## Start RECORDS TO USE

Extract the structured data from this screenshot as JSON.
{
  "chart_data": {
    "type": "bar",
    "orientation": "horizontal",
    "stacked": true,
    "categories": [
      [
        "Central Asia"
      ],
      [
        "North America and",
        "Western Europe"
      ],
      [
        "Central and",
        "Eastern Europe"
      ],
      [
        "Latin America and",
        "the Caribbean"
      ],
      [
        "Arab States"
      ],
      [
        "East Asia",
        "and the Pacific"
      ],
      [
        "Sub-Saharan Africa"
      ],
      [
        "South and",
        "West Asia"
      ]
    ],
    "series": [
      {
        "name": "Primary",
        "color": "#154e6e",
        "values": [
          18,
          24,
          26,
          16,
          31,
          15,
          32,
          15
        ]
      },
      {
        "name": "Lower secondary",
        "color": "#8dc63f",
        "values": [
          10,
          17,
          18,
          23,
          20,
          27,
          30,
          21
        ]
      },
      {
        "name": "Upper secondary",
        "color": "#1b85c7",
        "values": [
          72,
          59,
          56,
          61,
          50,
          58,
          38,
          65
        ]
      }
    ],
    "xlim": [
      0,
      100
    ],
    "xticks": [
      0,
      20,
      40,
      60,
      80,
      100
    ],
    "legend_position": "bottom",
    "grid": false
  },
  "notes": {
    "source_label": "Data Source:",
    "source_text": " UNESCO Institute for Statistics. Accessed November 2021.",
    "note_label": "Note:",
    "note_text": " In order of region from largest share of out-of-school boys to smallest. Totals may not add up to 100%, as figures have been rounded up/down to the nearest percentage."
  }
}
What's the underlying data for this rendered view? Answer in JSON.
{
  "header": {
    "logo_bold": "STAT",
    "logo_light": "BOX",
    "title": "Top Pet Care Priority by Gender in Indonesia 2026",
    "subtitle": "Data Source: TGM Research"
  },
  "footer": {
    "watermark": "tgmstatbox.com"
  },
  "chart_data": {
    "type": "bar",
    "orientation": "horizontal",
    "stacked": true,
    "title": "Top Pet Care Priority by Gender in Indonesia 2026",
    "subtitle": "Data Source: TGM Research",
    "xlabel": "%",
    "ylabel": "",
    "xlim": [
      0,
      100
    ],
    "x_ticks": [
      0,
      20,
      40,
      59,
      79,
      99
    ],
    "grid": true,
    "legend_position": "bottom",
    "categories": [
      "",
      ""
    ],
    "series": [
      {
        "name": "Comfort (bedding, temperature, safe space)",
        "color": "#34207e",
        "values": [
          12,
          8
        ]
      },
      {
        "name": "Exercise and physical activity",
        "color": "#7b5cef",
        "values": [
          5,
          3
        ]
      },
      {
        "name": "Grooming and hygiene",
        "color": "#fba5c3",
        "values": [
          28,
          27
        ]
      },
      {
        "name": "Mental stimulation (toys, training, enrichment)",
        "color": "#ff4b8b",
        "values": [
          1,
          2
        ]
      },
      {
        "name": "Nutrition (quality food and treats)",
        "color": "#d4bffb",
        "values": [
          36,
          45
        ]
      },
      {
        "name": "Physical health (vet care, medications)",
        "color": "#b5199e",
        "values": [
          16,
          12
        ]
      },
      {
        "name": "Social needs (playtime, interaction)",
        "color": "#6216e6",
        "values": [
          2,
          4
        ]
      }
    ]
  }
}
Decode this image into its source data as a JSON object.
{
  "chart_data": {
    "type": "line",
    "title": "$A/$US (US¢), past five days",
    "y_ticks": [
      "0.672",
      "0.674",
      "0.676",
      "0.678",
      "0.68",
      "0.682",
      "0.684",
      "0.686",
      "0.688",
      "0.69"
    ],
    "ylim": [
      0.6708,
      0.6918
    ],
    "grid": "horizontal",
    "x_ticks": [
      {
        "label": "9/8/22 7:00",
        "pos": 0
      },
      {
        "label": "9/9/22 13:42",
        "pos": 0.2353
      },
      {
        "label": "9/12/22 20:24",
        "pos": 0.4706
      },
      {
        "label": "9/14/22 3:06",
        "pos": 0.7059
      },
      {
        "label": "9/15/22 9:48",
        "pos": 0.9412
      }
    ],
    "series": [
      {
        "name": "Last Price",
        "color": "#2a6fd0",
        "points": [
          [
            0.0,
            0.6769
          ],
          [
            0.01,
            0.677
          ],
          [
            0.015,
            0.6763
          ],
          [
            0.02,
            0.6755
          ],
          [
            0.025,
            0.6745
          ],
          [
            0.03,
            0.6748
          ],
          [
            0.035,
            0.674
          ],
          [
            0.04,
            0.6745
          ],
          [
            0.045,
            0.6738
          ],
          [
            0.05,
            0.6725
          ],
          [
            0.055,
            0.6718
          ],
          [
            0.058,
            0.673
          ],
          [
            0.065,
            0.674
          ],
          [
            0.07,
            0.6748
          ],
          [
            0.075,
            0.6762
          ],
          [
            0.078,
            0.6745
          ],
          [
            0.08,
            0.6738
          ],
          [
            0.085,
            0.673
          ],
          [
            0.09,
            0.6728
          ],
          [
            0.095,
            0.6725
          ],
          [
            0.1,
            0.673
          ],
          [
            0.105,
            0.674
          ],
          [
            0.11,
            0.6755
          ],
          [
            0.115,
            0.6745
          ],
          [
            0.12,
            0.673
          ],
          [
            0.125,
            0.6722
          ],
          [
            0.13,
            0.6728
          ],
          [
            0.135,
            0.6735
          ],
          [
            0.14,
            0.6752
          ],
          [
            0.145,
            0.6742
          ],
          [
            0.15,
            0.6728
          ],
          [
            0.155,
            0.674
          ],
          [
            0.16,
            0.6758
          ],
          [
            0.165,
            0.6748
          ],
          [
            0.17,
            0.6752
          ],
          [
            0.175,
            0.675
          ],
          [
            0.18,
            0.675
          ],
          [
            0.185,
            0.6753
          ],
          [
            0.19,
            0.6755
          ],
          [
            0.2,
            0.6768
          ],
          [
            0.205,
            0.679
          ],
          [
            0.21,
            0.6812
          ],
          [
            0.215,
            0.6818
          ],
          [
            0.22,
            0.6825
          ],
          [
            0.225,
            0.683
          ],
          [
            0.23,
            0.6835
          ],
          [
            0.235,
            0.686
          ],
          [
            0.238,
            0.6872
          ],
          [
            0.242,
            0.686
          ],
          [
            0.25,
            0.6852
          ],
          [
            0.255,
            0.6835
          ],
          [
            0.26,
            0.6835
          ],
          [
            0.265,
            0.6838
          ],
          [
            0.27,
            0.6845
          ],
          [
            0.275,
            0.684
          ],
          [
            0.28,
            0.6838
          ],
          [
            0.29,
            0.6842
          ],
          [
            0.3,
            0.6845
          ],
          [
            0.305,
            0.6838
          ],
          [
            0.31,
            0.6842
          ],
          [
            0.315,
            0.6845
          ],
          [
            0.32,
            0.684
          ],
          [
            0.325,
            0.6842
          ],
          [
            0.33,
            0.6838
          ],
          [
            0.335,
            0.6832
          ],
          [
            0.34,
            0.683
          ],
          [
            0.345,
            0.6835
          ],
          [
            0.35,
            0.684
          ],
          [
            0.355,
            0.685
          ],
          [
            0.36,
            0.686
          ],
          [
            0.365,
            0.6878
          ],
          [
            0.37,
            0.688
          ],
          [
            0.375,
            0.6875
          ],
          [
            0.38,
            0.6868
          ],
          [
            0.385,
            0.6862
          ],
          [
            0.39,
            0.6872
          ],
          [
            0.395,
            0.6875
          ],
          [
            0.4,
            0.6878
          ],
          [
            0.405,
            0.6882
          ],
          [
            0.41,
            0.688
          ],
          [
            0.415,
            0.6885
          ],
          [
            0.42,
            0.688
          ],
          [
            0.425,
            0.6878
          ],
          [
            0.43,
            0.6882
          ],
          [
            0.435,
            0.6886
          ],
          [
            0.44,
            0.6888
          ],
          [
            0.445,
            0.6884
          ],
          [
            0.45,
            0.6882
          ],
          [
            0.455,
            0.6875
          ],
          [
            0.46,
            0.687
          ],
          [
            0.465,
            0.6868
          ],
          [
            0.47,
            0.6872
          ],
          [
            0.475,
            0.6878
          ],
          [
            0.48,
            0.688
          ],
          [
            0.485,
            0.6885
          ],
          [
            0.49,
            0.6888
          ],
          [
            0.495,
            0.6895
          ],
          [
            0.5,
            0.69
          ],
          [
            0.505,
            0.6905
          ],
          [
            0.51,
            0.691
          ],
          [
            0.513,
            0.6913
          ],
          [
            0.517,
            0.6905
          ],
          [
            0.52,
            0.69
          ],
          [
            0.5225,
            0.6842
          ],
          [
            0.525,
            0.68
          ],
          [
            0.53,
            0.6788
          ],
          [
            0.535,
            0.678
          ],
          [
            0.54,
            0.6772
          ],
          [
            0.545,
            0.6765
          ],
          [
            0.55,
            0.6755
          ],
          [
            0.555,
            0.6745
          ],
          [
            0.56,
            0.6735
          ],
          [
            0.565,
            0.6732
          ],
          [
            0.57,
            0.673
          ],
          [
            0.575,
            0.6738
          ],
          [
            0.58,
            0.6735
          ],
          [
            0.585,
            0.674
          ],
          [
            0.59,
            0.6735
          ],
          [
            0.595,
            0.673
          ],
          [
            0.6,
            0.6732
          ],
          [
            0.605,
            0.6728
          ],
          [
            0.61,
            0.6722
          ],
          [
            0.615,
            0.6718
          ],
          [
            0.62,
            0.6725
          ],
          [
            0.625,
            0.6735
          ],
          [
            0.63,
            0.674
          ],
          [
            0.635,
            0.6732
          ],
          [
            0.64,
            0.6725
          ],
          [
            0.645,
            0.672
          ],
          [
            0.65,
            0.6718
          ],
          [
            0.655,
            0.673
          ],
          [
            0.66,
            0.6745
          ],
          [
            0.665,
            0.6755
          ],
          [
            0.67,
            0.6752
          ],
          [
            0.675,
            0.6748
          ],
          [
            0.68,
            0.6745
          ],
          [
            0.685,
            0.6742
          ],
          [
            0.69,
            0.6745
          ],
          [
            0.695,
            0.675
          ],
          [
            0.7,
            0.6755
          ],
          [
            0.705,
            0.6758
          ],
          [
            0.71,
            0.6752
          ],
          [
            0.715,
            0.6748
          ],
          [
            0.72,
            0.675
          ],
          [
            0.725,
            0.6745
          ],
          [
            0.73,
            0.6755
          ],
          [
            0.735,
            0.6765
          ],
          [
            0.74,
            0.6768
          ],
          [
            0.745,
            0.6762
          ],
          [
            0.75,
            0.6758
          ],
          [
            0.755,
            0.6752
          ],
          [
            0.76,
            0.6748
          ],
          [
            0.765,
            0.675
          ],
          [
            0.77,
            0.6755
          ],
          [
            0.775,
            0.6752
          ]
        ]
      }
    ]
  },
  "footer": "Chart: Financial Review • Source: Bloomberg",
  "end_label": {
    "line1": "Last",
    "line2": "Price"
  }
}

## End RECORDS TO USE

• WHAT YOU SHOULD DO
Scan the lines for the string "from". Copy out each line that matches.

• COMPLETE RESPONSE
Extract the structured data from this screenshot as JSON.
    "note_text": " In order of region from largest share of out-of-school boys to smallest. Totals may not add up to 100%, as figures have been rounded up/down to the nearest percentage."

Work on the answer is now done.